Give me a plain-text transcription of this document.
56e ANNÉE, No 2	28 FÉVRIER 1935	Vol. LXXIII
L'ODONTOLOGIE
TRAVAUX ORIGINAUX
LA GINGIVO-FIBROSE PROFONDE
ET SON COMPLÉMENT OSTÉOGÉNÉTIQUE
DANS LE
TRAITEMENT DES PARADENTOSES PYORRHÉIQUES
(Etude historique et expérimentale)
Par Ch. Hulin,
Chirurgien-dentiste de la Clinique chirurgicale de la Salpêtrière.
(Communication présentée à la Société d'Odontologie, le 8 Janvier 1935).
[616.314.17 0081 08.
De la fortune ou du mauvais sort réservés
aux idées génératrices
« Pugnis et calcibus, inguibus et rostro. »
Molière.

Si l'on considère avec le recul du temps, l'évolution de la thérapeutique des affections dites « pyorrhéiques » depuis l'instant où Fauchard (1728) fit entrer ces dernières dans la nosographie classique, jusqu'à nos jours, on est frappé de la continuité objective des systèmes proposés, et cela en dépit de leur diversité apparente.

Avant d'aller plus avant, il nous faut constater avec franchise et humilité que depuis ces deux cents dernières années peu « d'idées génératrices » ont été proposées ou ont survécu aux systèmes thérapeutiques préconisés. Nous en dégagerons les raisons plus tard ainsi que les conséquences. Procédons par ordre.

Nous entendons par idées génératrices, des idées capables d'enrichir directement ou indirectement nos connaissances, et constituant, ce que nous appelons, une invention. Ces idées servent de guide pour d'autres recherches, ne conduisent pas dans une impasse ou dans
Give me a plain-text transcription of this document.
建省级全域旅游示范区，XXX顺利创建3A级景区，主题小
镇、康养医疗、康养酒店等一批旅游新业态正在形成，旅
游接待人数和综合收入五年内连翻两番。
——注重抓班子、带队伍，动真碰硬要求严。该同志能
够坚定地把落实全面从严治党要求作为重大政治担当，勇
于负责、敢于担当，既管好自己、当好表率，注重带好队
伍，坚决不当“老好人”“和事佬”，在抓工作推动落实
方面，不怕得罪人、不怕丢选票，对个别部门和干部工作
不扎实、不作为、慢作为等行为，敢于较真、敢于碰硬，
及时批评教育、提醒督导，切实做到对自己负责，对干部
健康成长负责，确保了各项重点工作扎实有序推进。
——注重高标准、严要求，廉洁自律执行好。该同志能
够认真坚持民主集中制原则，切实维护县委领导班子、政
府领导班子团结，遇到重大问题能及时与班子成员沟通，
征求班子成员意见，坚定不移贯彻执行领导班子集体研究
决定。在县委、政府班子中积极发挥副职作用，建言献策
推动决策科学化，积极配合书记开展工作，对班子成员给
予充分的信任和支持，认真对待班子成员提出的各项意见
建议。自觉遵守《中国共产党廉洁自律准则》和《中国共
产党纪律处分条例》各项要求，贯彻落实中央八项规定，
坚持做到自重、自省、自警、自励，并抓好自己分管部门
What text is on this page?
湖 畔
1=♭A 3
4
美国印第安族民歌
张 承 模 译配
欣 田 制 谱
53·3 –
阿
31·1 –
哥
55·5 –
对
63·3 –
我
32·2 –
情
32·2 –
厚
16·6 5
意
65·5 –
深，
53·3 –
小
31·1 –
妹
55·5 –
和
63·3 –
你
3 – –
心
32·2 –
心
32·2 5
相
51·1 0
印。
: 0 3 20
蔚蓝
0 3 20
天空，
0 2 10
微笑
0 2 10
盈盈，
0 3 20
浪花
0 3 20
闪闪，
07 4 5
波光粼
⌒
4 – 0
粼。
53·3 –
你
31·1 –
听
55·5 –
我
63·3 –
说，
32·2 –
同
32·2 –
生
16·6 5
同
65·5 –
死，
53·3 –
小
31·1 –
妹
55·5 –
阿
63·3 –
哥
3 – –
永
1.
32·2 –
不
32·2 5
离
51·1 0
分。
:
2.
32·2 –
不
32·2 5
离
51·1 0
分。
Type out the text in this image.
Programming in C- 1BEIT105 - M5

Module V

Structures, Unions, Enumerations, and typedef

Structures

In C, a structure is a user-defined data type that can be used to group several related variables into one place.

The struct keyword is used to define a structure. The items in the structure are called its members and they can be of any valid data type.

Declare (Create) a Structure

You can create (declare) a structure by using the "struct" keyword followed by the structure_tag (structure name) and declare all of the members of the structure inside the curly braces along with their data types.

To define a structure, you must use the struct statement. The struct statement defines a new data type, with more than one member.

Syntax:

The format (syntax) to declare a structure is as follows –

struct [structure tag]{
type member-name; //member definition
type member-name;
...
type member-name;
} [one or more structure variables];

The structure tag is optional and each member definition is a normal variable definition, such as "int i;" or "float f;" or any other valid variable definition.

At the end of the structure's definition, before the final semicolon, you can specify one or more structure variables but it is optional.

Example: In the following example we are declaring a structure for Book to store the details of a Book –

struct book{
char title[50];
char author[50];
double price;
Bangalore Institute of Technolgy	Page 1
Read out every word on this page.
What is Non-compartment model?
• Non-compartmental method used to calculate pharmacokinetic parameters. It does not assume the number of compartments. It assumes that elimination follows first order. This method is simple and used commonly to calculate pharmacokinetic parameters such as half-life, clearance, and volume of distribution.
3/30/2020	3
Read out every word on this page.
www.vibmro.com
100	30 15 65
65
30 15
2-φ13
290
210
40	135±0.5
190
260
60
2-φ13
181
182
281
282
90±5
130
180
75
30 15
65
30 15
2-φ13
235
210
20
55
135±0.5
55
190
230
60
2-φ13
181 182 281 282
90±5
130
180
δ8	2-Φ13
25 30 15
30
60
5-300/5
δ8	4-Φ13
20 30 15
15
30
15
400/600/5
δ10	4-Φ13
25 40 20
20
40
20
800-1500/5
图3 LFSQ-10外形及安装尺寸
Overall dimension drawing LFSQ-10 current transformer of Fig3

> _WHAT IS BEING ASKED_:
Look through the material above and pick out each line holding the word "optional".

> _FULL OUTPUT_:
The structure tag is optional and each member definition is a normal variable definition, such as "int i;" or "float f;" or any other valid variable definition.
At the end of the structure's definition, before the final semicolon, you can specify one or more structure variables but it is optional.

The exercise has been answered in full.